EXCERPTED RECORDS:
- - -

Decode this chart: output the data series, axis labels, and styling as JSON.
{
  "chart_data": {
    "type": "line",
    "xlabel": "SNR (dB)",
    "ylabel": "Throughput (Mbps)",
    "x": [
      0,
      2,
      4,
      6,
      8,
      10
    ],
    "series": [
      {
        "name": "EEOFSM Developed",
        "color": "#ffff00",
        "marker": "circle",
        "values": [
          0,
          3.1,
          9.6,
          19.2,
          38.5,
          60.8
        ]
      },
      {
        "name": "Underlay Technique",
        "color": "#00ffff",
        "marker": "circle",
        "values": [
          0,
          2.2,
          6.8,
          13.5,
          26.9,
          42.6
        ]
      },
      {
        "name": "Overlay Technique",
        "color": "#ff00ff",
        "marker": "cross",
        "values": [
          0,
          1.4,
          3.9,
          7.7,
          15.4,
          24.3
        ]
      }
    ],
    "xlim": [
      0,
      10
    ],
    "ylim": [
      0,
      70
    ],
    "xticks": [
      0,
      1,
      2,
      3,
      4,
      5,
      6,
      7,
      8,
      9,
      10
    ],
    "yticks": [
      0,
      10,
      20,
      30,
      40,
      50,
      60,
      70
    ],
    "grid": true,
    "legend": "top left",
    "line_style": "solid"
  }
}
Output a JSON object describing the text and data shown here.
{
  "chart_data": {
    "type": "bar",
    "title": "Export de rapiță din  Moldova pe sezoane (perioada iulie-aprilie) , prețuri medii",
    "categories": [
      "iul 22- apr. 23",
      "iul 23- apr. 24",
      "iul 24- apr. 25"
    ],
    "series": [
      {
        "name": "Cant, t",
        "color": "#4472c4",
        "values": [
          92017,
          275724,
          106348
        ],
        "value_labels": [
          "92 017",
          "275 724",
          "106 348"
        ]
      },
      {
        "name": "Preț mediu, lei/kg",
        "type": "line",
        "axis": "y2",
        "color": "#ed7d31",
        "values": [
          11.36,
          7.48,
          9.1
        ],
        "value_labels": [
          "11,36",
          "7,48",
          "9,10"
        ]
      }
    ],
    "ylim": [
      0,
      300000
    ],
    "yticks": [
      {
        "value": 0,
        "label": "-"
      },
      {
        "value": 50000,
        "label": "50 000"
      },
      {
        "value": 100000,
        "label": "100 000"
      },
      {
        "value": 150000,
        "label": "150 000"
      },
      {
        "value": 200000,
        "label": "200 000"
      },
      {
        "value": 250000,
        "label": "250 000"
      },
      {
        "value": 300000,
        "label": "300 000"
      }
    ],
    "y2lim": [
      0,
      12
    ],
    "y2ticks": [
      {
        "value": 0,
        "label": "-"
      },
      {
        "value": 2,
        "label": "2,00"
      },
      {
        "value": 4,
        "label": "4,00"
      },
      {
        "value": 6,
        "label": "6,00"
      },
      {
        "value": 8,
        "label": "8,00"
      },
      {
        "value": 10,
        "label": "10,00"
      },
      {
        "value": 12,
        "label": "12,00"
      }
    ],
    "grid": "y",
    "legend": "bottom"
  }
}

- - -

THE REQUEST:
Exactly reproduce every line of the records.

THE ANSWER:
Decode this chart: output the data series, axis labels, and styling as JSON.
{
  "chart_data": {
    "type": "line",
    "xlabel": "SNR (dB)",
    "ylabel": "Throughput (Mbps)",
    "x": [
      0,
      2,
      4,
      6,
      8,
      10
    ],
    "series": [
      {
        "name": "EEOFSM Developed",
        "color": "#ffff00",
        "marker": "circle",
        "values": [
          0,
          3.1,
          9.6,
          19.2,
          38.5,
          60.8
        ]
      },
      {
        "name": "Underlay Technique",
        "color": "#00ffff",
        "marker": "circle",
        "values": [
          0,
          2.2,
          6.8,
          13.5,
          26.9,
          42.6
        ]
      },
      {
        "name": "Overlay Technique",
        "color": "#ff00ff",
        "marker": "cross",
        "values": [
          0,
          1.4,
          3.9,
          7.7,
          15.4,
          24.3
        ]
      }
    ],
    "xlim": [
      0,
      10
    ],
    "ylim": [
      0,
      70
    ],
    "xticks": [
      0,
      1,
      2,
      3,
      4,
      5,
      6,
      7,
      8,
      9,
      10
    ],
    "yticks": [
      0,
      10,
      20,
      30,
      40,
      50,
      60,
      70
    ],
    "grid": true,
    "legend": "top left",
    "line_style": "solid"
  }
}
Output a JSON object describing the text and data shown here.
{
  "chart_data": {
    "type": "bar",
    "title": "Export de rapiță din  Moldova pe sezoane (perioada iulie-aprilie) , prețuri medii",
    "categories": [
      "iul 22- apr. 23",
      "iul 23- apr. 24",
      "iul 24- apr. 25"
    ],
    "series": [
      {
        "name": "Cant, t",
        "color": "#4472c4",
        "values": [
          92017,
          275724,
          106348
        ],
        "value_labels": [
          "92 017",
          "275 724",
          "106 348"
        ]
      },
      {
        "name": "Preț mediu, lei/kg",
        "type": "line",
        "axis": "y2",
        "color": "#ed7d31",
        "values": [
          11.36,
          7.48,
          9.1
        ],
        "value_labels": [
          "11,36",
          "7,48",
          "9,10"
        ]
      }
    ],
    "ylim": [
      0,
      300000
    ],
    "yticks": [
      {
        "value": 0,
        "label": "-"
      },
      {
        "value": 50000,
        "label": "50 000"
      },
      {
        "value": 100000,
        "label": "100 000"
      },
      {
        "value": 150000,
        "label": "150 000"
      },
      {
        "value": 200000,
        "label": "200 000"
      },
      {
        "value": 250000,
        "label": "250 000"
      },
      {
        "value": 300000,
        "label": "300 000"
      }
    ],
    "y2lim": [
      0,
      12
    ],
    "y2ticks": [
      {
        "value": 0,
        "label": "-"
      },
      {
        "value": 2,
        "label": "2,00"
      },
      {
        "value": 4,
        "label": "4,00"
      },
      {
        "value": 6,
        "label": "6,00"
      },
      {
        "value": 8,
        "label": "8,00"
      },
      {
        "value": 10,
        "label": "10,00"
      },
      {
        "value": 12,
        "label": "12,00"
      }
    ],
    "grid": "y",
    "legend": "bottom"
  }
}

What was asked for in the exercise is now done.